*Exercise prompt*: Reproduce the listing below without any change.

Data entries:

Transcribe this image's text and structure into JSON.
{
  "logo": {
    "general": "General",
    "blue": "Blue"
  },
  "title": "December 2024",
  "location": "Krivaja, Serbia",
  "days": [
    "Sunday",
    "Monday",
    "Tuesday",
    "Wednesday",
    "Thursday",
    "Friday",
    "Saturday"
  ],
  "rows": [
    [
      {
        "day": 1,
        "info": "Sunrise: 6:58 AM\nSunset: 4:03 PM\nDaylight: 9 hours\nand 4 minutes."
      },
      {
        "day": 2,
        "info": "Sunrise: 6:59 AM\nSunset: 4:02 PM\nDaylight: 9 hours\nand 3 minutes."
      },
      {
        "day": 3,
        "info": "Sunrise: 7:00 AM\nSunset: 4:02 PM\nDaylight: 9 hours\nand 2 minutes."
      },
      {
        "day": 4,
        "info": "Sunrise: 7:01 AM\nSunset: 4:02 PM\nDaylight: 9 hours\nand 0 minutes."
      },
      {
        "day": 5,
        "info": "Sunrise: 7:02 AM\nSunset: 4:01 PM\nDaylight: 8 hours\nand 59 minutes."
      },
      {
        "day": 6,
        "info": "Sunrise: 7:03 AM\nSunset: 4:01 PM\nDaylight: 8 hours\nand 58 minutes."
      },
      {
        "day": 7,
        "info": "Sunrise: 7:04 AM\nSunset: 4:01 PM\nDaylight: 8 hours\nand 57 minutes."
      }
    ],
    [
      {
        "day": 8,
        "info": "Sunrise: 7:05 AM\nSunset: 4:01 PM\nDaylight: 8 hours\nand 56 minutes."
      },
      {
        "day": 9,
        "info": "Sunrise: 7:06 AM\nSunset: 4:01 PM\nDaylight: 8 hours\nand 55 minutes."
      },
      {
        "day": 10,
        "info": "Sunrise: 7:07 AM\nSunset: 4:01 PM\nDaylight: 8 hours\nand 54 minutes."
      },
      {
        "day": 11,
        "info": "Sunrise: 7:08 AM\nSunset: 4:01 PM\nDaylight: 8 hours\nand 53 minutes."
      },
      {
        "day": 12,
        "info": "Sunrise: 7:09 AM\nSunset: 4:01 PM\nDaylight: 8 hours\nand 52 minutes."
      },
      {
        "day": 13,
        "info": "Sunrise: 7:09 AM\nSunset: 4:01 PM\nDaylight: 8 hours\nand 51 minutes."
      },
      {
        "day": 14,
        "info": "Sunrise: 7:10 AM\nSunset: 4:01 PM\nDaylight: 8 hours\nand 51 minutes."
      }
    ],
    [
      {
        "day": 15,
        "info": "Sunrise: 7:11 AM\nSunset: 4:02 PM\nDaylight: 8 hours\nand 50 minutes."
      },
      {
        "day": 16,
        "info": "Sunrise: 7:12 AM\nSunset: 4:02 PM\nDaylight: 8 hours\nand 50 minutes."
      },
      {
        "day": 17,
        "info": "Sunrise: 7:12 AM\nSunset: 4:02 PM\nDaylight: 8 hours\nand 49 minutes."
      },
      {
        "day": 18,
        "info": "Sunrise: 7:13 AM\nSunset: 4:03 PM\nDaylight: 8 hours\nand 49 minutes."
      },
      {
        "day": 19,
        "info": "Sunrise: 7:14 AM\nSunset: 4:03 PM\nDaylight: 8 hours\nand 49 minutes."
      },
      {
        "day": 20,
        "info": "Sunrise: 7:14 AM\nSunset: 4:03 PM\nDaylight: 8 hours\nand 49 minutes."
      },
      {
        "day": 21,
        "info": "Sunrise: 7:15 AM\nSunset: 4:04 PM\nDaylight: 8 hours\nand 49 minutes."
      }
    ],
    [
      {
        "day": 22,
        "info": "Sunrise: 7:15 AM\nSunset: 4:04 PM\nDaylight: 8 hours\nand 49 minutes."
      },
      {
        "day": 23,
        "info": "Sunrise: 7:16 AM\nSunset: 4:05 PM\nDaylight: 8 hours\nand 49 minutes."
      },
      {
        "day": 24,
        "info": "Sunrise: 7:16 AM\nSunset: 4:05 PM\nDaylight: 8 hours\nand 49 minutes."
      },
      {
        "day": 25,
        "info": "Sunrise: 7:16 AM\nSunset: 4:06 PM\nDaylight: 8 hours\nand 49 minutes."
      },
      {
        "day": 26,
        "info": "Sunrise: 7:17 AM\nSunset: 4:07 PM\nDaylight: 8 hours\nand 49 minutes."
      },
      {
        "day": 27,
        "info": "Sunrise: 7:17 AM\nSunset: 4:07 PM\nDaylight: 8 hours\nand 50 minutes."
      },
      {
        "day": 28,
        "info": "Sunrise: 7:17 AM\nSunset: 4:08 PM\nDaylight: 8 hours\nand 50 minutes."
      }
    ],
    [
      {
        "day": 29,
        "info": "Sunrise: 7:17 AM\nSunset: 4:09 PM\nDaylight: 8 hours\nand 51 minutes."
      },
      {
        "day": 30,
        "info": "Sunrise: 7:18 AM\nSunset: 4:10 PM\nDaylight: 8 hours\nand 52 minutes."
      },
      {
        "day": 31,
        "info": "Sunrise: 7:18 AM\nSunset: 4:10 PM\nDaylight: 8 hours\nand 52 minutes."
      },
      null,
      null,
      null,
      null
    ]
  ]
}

*Full answer*:
Transcribe this image's text and structure into JSON.
{
  "logo": {
    "general": "General",
    "blue": "Blue"
  },
  "title": "December 2024",
  "location": "Krivaja, Serbia",
  "days": [
    "Sunday",
    "Monday",
    "Tuesday",
    "Wednesday",
    "Thursday",
    "Friday",
    "Saturday"
  ],
  "rows": [
    [
      {
        "day": 1,
        "info": "Sunrise: 6:58 AM\nSunset: 4:03 PM\nDaylight: 9 hours\nand 4 minutes."
      },
      {
        "day": 2,
        "info": "Sunrise: 6:59 AM\nSunset: 4:02 PM\nDaylight: 9 hours\nand 3 minutes."
      },
      {
        "day": 3,
        "info": "Sunrise: 7:00 AM\nSunset: 4:02 PM\nDaylight: 9 hours\nand 2 minutes."
      },
      {
        "day": 4,
        "info": "Sunrise: 7:01 AM\nSunset: 4:02 PM\nDaylight: 9 hours\nand 0 minutes."
      },
      {
        "day": 5,
        "info": "Sunrise: 7:02 AM\nSunset: 4:01 PM\nDaylight: 8 hours\nand 59 minutes."
      },
      {
        "day": 6,
        "info": "Sunrise: 7:03 AM\nSunset: 4:01 PM\nDaylight: 8 hours\nand 58 minutes."
      },
      {
        "day": 7,
        "info": "Sunrise: 7:04 AM\nSunset: 4:01 PM\nDaylight: 8 hours\nand 57 minutes."
      }
    ],
    [
      {
        "day": 8,
        "info": "Sunrise: 7:05 AM\nSunset: 4:01 PM\nDaylight: 8 hours\nand 56 minutes."
      },
      {
        "day": 9,
        "info": "Sunrise: 7:06 AM\nSunset: 4:01 PM\nDaylight: 8 hours\nand 55 minutes."
      },
      {
        "day": 10,
        "info": "Sunrise: 7:07 AM\nSunset: 4:01 PM\nDaylight: 8 hours\nand 54 minutes."
      },
      {
        "day": 11,
        "info": "Sunrise: 7:08 AM\nSunset: 4:01 PM\nDaylight: 8 hours\nand 53 minutes."
      },
      {
        "day": 12,
        "info": "Sunrise: 7:09 AM\nSunset: 4:01 PM\nDaylight: 8 hours\nand 52 minutes."
      },
      {
        "day": 13,
        "info": "Sunrise: 7:09 AM\nSunset: 4:01 PM\nDaylight: 8 hours\nand 51 minutes."
      },
      {
        "day": 14,
        "info": "Sunrise: 7:10 AM\nSunset: 4:01 PM\nDaylight: 8 hours\nand 51 minutes."
      }
    ],
    [
      {
        "day": 15,
        "info": "Sunrise: 7:11 AM\nSunset: 4:02 PM\nDaylight: 8 hours\nand 50 minutes."
      },
      {
        "day": 16,
        "info": "Sunrise: 7:12 AM\nSunset: 4:02 PM\nDaylight: 8 hours\nand 50 minutes."
      },
      {
        "day": 17,
        "info": "Sunrise: 7:12 AM\nSunset: 4:02 PM\nDaylight: 8 hours\nand 49 minutes."
      },
      {
        "day": 18,
        "info": "Sunrise: 7:13 AM\nSunset: 4:03 PM\nDaylight: 8 hours\nand 49 minutes."
      },
      {
        "day": 19,
        "info": "Sunrise: 7:14 AM\nSunset: 4:03 PM\nDaylight: 8 hours\nand 49 minutes."
      },
      {
        "day": 20,
        "info": "Sunrise: 7:14 AM\nSunset: 4:03 PM\nDaylight: 8 hours\nand 49 minutes."
      },
      {
        "day": 21,
        "info": "Sunrise: 7:15 AM\nSunset: 4:04 PM\nDaylight: 8 hours\nand 49 minutes."
      }
    ],
    [
      {
        "day": 22,
        "info": "Sunrise: 7:15 AM\nSunset: 4:04 PM\nDaylight: 8 hours\nand 49 minutes."
      },
      {
        "day": 23,
        "info": "Sunrise: 7:16 AM\nSunset: 4:05 PM\nDaylight: 8 hours\nand 49 minutes."
      },
      {
        "day": 24,
        "info": "Sunrise: 7:16 AM\nSunset: 4:05 PM\nDaylight: 8 hours\nand 49 minutes."
      },
      {
        "day": 25,
        "info": "Sunrise: 7:16 AM\nSunset: 4:06 PM\nDaylight: 8 hours\nand 49 minutes."
      },
      {
        "day": 26,
        "info": "Sunrise: 7:17 AM\nSunset: 4:07 PM\nDaylight: 8 hours\nand 49 minutes."
      },
      {
        "day": 27,
        "info": "Sunrise: 7:17 AM\nSunset: 4:07 PM\nDaylight: 8 hours\nand 50 minutes."
      },
      {
        "day": 28,
        "info": "Sunrise: 7:17 AM\nSunset: 4:08 PM\nDaylight: 8 hours\nand 50 minutes."
      }
    ],
    [
      {
        "day": 29,
        "info": "Sunrise: 7:17 AM\nSunset: 4:09 PM\nDaylight: 8 hours\nand 51 minutes."
      },
      {
        "day": 30,
        "info": "Sunrise: 7:18 AM\nSunset: 4:10 PM\nDaylight: 8 hours\nand 52 minutes."
      },
      {
        "day": 31,
        "info": "Sunrise: 7:18 AM\nSunset: 4:10 PM\nDaylight: 8 hours\nand 52 minutes."
      },
      null,
      null,
      null,
      null
    ]
  ]
}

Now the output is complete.